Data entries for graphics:
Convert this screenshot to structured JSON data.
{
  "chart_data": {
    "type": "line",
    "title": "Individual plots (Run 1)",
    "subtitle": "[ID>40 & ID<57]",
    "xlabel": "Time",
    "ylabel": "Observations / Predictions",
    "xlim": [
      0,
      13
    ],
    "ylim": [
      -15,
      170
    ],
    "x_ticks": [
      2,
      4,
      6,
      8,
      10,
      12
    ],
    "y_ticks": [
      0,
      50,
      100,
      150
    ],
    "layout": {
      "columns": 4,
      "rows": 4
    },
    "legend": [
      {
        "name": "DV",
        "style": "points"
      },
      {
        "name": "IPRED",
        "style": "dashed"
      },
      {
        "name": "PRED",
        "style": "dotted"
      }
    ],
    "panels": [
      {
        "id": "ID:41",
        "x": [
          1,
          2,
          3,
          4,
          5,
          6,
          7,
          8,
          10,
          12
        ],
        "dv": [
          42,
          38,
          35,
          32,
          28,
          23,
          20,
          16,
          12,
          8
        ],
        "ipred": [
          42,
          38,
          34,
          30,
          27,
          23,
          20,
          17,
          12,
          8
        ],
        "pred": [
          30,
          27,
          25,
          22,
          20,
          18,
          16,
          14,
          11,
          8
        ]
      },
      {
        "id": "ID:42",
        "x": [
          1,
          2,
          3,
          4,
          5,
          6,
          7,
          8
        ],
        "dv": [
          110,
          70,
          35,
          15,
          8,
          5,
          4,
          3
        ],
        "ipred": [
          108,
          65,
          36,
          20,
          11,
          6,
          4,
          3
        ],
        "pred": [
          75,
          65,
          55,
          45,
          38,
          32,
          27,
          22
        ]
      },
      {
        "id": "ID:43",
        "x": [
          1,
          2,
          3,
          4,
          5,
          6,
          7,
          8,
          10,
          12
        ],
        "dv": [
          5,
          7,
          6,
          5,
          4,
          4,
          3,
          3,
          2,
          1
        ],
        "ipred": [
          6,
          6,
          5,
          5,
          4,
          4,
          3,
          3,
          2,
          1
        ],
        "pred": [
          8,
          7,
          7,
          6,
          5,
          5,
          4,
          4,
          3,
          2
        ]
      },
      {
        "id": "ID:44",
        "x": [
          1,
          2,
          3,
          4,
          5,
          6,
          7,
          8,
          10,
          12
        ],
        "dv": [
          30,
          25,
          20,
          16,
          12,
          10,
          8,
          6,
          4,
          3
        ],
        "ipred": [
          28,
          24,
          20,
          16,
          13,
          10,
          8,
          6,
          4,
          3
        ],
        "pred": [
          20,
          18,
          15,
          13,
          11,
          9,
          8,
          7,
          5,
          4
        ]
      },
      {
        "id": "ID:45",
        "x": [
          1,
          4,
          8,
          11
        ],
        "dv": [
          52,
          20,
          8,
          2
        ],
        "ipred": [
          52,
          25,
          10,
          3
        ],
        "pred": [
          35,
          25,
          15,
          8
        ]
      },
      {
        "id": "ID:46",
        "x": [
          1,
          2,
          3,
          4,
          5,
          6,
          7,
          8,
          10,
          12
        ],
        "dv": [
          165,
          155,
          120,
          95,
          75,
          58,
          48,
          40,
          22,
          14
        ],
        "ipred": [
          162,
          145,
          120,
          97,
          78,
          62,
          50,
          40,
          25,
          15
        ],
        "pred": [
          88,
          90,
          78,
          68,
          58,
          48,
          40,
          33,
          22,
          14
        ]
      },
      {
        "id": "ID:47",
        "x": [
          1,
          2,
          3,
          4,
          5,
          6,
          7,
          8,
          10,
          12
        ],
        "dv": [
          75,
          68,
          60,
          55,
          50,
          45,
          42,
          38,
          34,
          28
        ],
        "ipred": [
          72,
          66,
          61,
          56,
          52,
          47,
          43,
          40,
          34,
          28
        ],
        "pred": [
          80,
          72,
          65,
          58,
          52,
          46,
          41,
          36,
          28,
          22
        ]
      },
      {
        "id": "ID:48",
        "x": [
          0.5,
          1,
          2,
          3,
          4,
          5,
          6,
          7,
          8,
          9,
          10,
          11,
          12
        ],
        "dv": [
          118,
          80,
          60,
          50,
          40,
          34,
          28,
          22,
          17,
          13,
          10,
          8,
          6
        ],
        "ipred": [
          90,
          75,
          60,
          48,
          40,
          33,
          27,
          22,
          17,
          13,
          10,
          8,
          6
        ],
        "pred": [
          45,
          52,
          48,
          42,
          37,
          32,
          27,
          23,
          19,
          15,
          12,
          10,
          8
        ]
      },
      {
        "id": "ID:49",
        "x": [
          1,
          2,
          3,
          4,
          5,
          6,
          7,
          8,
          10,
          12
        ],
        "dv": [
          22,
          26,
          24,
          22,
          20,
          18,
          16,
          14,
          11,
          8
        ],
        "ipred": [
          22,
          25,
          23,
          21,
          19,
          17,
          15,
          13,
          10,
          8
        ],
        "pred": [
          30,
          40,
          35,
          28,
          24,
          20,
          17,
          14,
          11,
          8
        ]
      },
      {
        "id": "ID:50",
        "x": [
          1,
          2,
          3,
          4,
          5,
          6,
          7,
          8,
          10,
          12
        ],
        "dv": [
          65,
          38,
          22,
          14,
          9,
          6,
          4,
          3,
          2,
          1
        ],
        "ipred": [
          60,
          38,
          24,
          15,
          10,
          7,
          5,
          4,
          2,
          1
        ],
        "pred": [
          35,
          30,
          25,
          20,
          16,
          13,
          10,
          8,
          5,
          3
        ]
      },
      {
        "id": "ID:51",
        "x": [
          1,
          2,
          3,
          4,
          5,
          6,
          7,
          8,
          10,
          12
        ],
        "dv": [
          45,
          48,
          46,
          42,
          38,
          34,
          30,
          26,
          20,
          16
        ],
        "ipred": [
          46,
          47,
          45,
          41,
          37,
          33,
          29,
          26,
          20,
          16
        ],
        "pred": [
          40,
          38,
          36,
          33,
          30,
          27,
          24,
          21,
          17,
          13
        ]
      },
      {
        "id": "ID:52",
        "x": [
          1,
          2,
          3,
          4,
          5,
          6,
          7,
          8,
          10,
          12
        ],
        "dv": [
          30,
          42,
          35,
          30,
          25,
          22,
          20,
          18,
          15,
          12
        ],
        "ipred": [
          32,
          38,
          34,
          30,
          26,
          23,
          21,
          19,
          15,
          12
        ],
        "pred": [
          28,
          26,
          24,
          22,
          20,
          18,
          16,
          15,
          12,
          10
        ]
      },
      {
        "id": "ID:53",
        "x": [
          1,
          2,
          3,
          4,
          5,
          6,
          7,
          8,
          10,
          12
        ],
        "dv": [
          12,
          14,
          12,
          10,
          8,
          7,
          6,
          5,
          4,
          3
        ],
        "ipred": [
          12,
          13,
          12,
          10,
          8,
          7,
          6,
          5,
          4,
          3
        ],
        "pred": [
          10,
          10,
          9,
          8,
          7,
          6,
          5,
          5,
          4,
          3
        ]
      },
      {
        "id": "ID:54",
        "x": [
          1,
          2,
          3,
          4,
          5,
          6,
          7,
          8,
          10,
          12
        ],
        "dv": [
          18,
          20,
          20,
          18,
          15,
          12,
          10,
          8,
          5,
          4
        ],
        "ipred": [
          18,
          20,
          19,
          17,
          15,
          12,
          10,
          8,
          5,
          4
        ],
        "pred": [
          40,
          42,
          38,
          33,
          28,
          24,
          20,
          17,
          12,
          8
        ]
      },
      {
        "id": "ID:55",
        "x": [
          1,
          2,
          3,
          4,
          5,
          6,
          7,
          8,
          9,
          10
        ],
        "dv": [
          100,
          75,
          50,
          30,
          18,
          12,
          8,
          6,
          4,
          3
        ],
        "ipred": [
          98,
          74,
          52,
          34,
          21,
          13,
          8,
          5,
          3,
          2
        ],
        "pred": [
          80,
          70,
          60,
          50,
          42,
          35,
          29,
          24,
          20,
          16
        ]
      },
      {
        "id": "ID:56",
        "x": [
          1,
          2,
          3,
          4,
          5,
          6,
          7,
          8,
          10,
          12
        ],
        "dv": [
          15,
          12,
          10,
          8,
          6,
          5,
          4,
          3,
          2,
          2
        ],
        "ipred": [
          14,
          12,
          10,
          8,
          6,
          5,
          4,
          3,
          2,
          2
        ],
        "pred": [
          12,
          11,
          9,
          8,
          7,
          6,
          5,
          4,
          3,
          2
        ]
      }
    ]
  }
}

DESCRIPTION OF THE TASK:
Select every line of the material above holding the word "style" and copy it.

FULL RESPONSE:
        "style": "points"
        "style": "dashed"
        "style": "dotted"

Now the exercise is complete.